Chicken Mango Chutney Wrap with Mango Salsa
Preparation
10 min
Total
50 min
4
Servings
This delicious and hearty Chicken Mango Chutney Wrap with Mango Salsa works well for lunch or dinner. Flavourful chicken and chutney filling is rolled up in a Dempster’s® Original Large Tortilla to ensure a convenient and tasty meal. Homemade mango salsa on the side adds a bit of heat and freshness. Serves four.
INGREDIENTS
- 4 Dempster's® Original Large Tortillas
- 1 lb (500 g) boneless skinless chicken breast
- 2 tbsp (30 mL) olive oil
- 1/4 tsp (1 mL) each salt and pepper
- 1/2 cup (125 mL) mango chutney
- 1/4 cup (60 mL) diced red onion
- 1/4 cup (60 mL) finely chopped fresh cilantro
- 1 tbsp (15 mL) curry powder
- 2 cups (500 mL) shredded Monterey Jack Cheese
- Mango Salsa:
- 1 mango, peeled and diced
- 1 small jalapeño pepper, seeded and diced
- 1/4 cup (60 mL) red onion
- 2 tbsp (30 mL) finely chopped fresh cilantro
- 2 tbsp (30 mL) lime juice
- 1/2 tsp (2 mL) salt
DIRECTIONS
- Preheat oven to 425°F (220°C).
- Toss together chicken, oil, salt and pepper.
- Transfer to parchment paper-lined baking sheet. Bake for 20 to 25 minutes or until cooked through and juices run clear.

→ Directions
a) What ingredients does the recipe list under "Mango Salsa:"?
b) Write out, character for character, the lines of the entries between the line holding "dialog-body: Вам необходимо" and the line holding "status-item-count: Элементов: 3", inclusive.
The recipe and the entries that follow it were taken from unrelated sources.

→ Data supplied
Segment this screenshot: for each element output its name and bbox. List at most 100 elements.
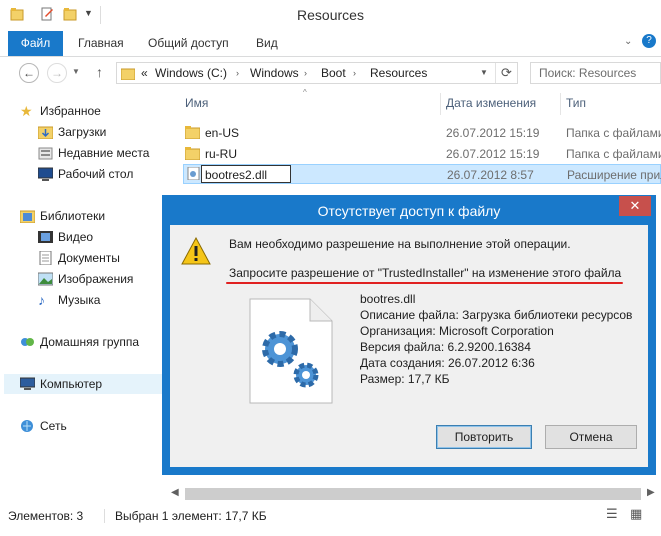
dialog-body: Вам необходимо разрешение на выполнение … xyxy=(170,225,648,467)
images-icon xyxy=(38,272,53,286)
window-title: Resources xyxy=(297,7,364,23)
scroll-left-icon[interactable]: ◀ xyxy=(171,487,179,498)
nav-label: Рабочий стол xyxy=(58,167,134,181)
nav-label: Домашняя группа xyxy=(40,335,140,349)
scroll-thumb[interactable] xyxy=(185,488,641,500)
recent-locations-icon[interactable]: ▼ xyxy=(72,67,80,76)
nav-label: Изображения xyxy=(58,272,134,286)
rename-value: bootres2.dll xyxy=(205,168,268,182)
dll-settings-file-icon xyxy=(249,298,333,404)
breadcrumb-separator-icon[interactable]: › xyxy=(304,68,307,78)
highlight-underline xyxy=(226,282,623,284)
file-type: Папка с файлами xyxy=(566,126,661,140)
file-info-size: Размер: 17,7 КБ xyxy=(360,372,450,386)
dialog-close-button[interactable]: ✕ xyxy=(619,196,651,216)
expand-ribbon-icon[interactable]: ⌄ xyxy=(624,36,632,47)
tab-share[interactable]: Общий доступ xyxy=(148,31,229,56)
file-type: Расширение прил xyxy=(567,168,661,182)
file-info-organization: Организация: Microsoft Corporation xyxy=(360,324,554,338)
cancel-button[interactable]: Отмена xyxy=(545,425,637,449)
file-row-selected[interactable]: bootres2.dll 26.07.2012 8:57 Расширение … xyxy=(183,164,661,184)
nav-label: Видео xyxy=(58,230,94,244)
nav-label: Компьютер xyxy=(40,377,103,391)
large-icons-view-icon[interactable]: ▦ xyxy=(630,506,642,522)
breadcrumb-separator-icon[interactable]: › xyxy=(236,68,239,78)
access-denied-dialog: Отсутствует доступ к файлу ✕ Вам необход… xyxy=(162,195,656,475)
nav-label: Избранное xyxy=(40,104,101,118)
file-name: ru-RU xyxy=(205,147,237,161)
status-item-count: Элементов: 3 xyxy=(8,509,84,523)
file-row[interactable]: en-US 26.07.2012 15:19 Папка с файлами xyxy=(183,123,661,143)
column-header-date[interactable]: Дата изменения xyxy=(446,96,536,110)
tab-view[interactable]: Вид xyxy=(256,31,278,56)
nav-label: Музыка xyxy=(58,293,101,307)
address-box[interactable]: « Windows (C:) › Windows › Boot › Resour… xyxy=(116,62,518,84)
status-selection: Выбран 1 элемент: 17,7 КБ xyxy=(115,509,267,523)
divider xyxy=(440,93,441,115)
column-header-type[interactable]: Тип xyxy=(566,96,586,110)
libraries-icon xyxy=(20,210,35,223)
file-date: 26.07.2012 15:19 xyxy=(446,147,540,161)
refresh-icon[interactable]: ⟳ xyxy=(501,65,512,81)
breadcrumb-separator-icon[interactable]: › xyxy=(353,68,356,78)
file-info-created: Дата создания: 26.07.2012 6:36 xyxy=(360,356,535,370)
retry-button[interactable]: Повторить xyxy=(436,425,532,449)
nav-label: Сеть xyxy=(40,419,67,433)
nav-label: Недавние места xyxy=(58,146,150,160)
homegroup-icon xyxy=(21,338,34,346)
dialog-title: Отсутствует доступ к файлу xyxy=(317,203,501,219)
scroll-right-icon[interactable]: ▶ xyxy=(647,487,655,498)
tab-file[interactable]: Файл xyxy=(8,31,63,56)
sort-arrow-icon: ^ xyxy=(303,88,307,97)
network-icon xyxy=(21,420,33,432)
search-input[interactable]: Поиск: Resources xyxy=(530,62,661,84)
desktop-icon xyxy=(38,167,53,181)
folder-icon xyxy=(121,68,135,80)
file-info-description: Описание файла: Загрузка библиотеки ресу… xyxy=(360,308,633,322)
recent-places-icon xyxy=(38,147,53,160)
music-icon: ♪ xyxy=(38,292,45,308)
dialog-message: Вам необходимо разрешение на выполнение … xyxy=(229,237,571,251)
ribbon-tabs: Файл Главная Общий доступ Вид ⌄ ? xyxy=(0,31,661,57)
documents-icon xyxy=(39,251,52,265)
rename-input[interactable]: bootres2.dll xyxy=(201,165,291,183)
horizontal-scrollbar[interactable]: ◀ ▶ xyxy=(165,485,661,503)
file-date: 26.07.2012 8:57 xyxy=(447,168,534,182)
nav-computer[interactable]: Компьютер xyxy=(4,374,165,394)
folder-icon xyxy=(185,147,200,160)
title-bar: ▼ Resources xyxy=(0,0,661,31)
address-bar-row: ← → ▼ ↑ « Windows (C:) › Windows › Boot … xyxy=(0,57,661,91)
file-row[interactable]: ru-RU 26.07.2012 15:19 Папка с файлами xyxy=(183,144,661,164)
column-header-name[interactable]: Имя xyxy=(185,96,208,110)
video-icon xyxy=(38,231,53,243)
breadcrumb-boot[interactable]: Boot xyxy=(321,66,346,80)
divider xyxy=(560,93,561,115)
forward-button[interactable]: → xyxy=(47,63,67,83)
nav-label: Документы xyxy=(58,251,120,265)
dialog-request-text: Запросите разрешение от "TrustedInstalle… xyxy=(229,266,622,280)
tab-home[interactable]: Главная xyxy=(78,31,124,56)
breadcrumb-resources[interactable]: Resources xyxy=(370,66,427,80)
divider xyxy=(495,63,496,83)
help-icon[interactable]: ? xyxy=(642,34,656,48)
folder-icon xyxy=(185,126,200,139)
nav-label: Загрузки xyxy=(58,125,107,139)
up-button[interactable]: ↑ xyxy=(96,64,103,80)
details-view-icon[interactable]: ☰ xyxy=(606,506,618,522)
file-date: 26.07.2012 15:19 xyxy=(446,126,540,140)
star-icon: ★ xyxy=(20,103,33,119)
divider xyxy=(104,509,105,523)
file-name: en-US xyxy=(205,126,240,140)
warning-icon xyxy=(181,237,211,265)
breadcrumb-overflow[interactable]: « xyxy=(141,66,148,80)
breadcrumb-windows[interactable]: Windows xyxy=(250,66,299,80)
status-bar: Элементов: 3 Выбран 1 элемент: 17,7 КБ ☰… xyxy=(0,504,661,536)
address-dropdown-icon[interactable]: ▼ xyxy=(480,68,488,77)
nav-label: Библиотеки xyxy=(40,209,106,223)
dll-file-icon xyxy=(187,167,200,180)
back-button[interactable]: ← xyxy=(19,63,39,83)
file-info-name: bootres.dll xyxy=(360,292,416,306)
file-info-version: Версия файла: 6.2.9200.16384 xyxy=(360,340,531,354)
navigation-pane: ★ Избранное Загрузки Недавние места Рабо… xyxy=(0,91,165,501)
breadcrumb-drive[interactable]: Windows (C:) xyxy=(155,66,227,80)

→ Answer list
a)
- 1 mango, peeled and diced
- 1 small jalapeño pepper, seeded and diced
- 1/4 cup (60 mL) red onion
- 2 tbsp (30 mL) finely chopped fresh cilantro
- 2 tbsp (30 mL) lime juice
- 1/2 tsp (2 mL) salt

b)
dialog-body: Вам необходимо разрешение на выполнение … xyxy=(170,225,648,467)
images-icon xyxy=(38,272,53,286)
window-title: Resources xyxy=(297,7,364,23)
scroll-left-icon[interactable]: ◀ xyxy=(171,487,179,498)
nav-label: Рабочий стол xyxy=(58,167,134,181)
nav-label: Домашняя группа xyxy=(40,335,140,349)
scroll-thumb[interactable] xyxy=(185,488,641,500)
recent-locations-icon[interactable]: ▼ xyxy=(72,67,80,76)
nav-label: Изображения xyxy=(58,272,134,286)
rename-value: bootres2.dll xyxy=(205,168,268,182)
dll-settings-file-icon xyxy=(249,298,333,404)
breadcrumb-separator-icon[interactable]: › xyxy=(304,68,307,78)
highlight-underline xyxy=(226,282,623,284)
file-type: Папка с файлами xyxy=(566,126,661,140)
file-info-size: Размер: 17,7 КБ xyxy=(360,372,450,386)
dialog-close-button[interactable]: ✕ xyxy=(619,196,651,216)
expand-ribbon-icon[interactable]: ⌄ xyxy=(624,36,632,47)
tab-share[interactable]: Общий доступ xyxy=(148,31,229,56)
file-type: Расширение прил xyxy=(567,168,661,182)
file-info-organization: Организация: Microsoft Corporation xyxy=(360,324,554,338)
cancel-button[interactable]: Отмена xyxy=(545,425,637,449)
file-row-selected[interactable]: bootres2.dll 26.07.2012 8:57 Расширение … xyxy=(183,164,661,184)
nav-label: Видео xyxy=(58,230,94,244)
nav-label: Компьютер xyxy=(40,377,103,391)
large-icons-view-icon[interactable]: ▦ xyxy=(630,506,642,522)
breadcrumb-separator-icon[interactable]: › xyxy=(236,68,239,78)
access-denied-dialog: Отсутствует доступ к файлу ✕ Вам необход… xyxy=(162,195,656,475)
nav-label: Избранное xyxy=(40,104,101,118)
file-name: ru-RU xyxy=(205,147,237,161)
status-item-count: Элементов: 3 xyxy=(8,509,84,523)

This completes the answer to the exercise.